#### Extracted data ####

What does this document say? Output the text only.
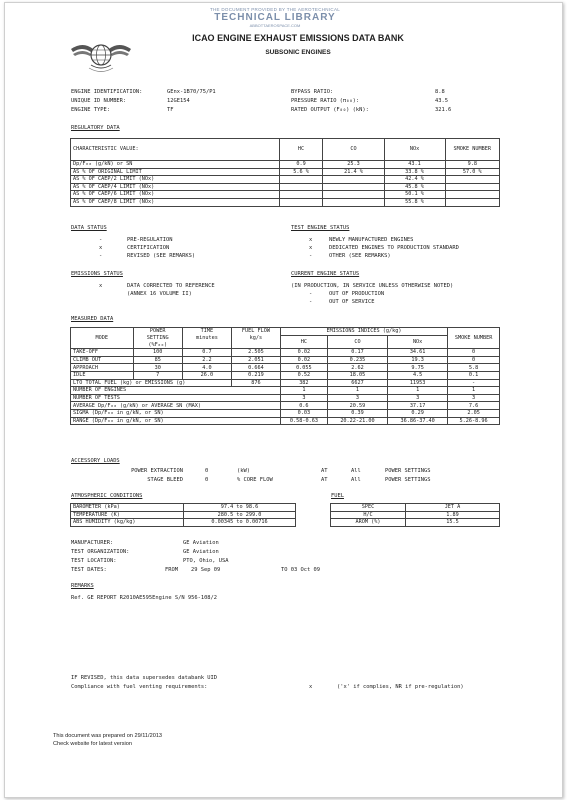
THE DOCUMENT PROVIDED BY THE AEROTECHNICAL
TECHNICAL LIBRARY
ABBOTTAEROSPACE.COM
ICAO ENGINE EXHAUST EMISSIONS DATA BANK
SUBSONIC ENGINES
ENGINE IDENTIFICATION:	GEnx-1B70/75/P1
UNIQUE ID NUMBER:	12GE154
ENGINE TYPE:	TF
BYPASS RATIO:	8.8
PRESSURE RATIO (π₀₀):	43.5
RATED OUTPUT (F₀₀) (kN):	321.6
REGULATORY DATA
CHARACTERISTIC VALUE:	HC	CO	NOx	SMOKE NUMBER
Dp/F₀₀ (g/kN) or SN	0.9	25.3	43.1	9.8
AS % OF ORIGINAL LIMIT	5.6 %	21.4 %	33.8 %	57.0 %
AS % OF CAEP/2 LIMIT (NOx)			42.4 %	
AS % OF CAEP/4 LIMIT (NOx)			45.8 %	
AS % OF CAEP/6 LIMIT (NOx)			50.1 %	
AS % OF CAEP/8 LIMIT (NOx)			55.8 %	
DATA STATUS
-	PRE-REGULATION
x	CERTIFICATION
-	REVISED (SEE REMARKS)
TEST ENGINE STATUS
x	NEWLY MANUFACTURED ENGINES
x	DEDICATED ENGINES TO PRODUCTION STANDARD
-	OTHER (SEE REMARKS)
EMISSIONS STATUS
x	DATA CORRECTED TO REFERENCE
(ANNEX 16 VOLUME II)
CURRENT ENGINE STATUS
(IN PRODUCTION, IN SERVICE UNLESS OTHERWISE NOTED)
-	OUT OF PRODUCTION
-	OUT OF SERVICE
MEASURED DATA
MODE	POWER	TIME	FUEL FLOW	EMISSIONS INDICES (g/kg)			SMOKE NUMBER
	SETTING	minutes	kg/s	HC	CO	NOx	
	(%F₀₀)						
TAKE-OFF	100	0.7	2.505	0.02	0.17	34.61	0
CLIMB OUT	85	2.2	2.051	0.02	0.235	19.3	0
APPROACH	30	4.0	0.664	0.055	2.62	9.75	5.8
IDLE	7	26.0	0.219	0.52	18.05	4.5	0.1
LTO TOTAL FUEL (kg) or EMISSIONS (g)			876	382	6627	11953	-
NUMBER OF ENGINES				1	1	1	1
NUMBER OF TESTS				3	3	3	3
AVERAGE Dp/F₀₀ (g/kN) or AVERAGE SN (MAX)				0.6	20.59	37.17	7.6
SIGMA (Dp/F₀₀ in g/kN, or SN)				0.03	0.39	0.29	2.05
RANGE (Dp/F₀₀ in g/kN, or SN)				0.58-0.63	20.22-21.00	36.86-37.40	5.26-8.96
ACCESSORY LOADS
POWER EXTRACTION	0	(kW)	AT	All	POWER SETTINGS
STAGE BLEED	0	% CORE FLOW	AT	All	POWER SETTINGS
ATMOSPHERIC CONDITIONS
BAROMETER (kPa)	97.4 to 98.6
TEMPERATURE (K)	280.5 to 299.0
ABS HUMIDITY (kg/kg)	0.00345 to 0.00716
FUEL
SPEC	JET A
H/C	1.89
AROM (%)	15.5
MANUFACTURER:	GE Aviation
TEST ORGANIZATION:	GE Aviation
TEST LOCATION:	PTO, Ohio, USA
TEST DATES:	FROM 29 Sep 09	TO 03 Oct 09
REMARKS
Ref. GE REPORT R2010AE595Engine S/N 956-108/2
IF REVISED, this data supersedes databank UID
Compliance with fuel venting requirements:	x	('x' if complies, NR if pre-regulation)
This document was prepared on 29/11/2013
Check website for latest version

####

All the lines above are to be given again exactly as they read, with the pictures removed.

What does this document say? Output the text only.
THE DOCUMENT PROVIDED BY THE AEROTECHNICAL
TECHNICAL LIBRARY
ABBOTTAEROSPACE.COM
ICAO ENGINE EXHAUST EMISSIONS DATA BANK
SUBSONIC ENGINES
ENGINE IDENTIFICATION:	GEnx-1B70/75/P1
UNIQUE ID NUMBER:	12GE154
ENGINE TYPE:	TF
BYPASS RATIO:	8.8
PRESSURE RATIO (π₀₀):	43.5
RATED OUTPUT (F₀₀) (kN):	321.6
REGULATORY DATA
CHARACTERISTIC VALUE:	HC	CO	NOx	SMOKE NUMBER
Dp/F₀₀ (g/kN) or SN	0.9	25.3	43.1	9.8
AS % OF ORIGINAL LIMIT	5.6 %	21.4 %	33.8 %	57.0 %
AS % OF CAEP/2 LIMIT (NOx)			42.4 %	
AS % OF CAEP/4 LIMIT (NOx)			45.8 %	
AS % OF CAEP/6 LIMIT (NOx)			50.1 %	
AS % OF CAEP/8 LIMIT (NOx)			55.8 %	
DATA STATUS
-	PRE-REGULATION
x	CERTIFICATION
-	REVISED (SEE REMARKS)
TEST ENGINE STATUS
x	NEWLY MANUFACTURED ENGINES
x	DEDICATED ENGINES TO PRODUCTION STANDARD
-	OTHER (SEE REMARKS)
EMISSIONS STATUS
x	DATA CORRECTED TO REFERENCE
(ANNEX 16 VOLUME II)
CURRENT ENGINE STATUS
(IN PRODUCTION, IN SERVICE UNLESS OTHERWISE NOTED)
-	OUT OF PRODUCTION
-	OUT OF SERVICE
MEASURED DATA
MODE	POWER	TIME	FUEL FLOW	EMISSIONS INDICES (g/kg)			SMOKE NUMBER
	SETTING	minutes	kg/s	HC	CO	NOx	
	(%F₀₀)						
TAKE-OFF	100	0.7	2.505	0.02	0.17	34.61	0
CLIMB OUT	85	2.2	2.051	0.02	0.235	19.3	0
APPROACH	30	4.0	0.664	0.055	2.62	9.75	5.8
IDLE	7	26.0	0.219	0.52	18.05	4.5	0.1
LTO TOTAL FUEL (kg) or EMISSIONS (g)			876	382	6627	11953	-
NUMBER OF ENGINES				1	1	1	1
NUMBER OF TESTS				3	3	3	3
AVERAGE Dp/F₀₀ (g/kN) or AVERAGE SN (MAX)				0.6	20.59	37.17	7.6
SIGMA (Dp/F₀₀ in g/kN, or SN)				0.03	0.39	0.29	2.05
RANGE (Dp/F₀₀ in g/kN, or SN)				0.58-0.63	20.22-21.00	36.86-37.40	5.26-8.96
ACCESSORY LOADS
POWER EXTRACTION	0	(kW)	AT	All	POWER SETTINGS
STAGE BLEED	0	% CORE FLOW	AT	All	POWER SETTINGS
ATMOSPHERIC CONDITIONS
BAROMETER (kPa)	97.4 to 98.6
TEMPERATURE (K)	280.5 to 299.0
ABS HUMIDITY (kg/kg)	0.00345 to 0.00716
FUEL
SPEC	JET A
H/C	1.89
AROM (%)	15.5
MANUFACTURER:	GE Aviation
TEST ORGANIZATION:	GE Aviation
TEST LOCATION:	PTO, Ohio, USA
TEST DATES:	FROM 29 Sep 09	TO 03 Oct 09
REMARKS
Ref. GE REPORT R2010AE595Engine S/N 956-108/2
IF REVISED, this data supersedes databank UID
Compliance with fuel venting requirements:	x	('x' if complies, NR if pre-regulation)
This document was prepared on 29/11/2013
Check website for latest version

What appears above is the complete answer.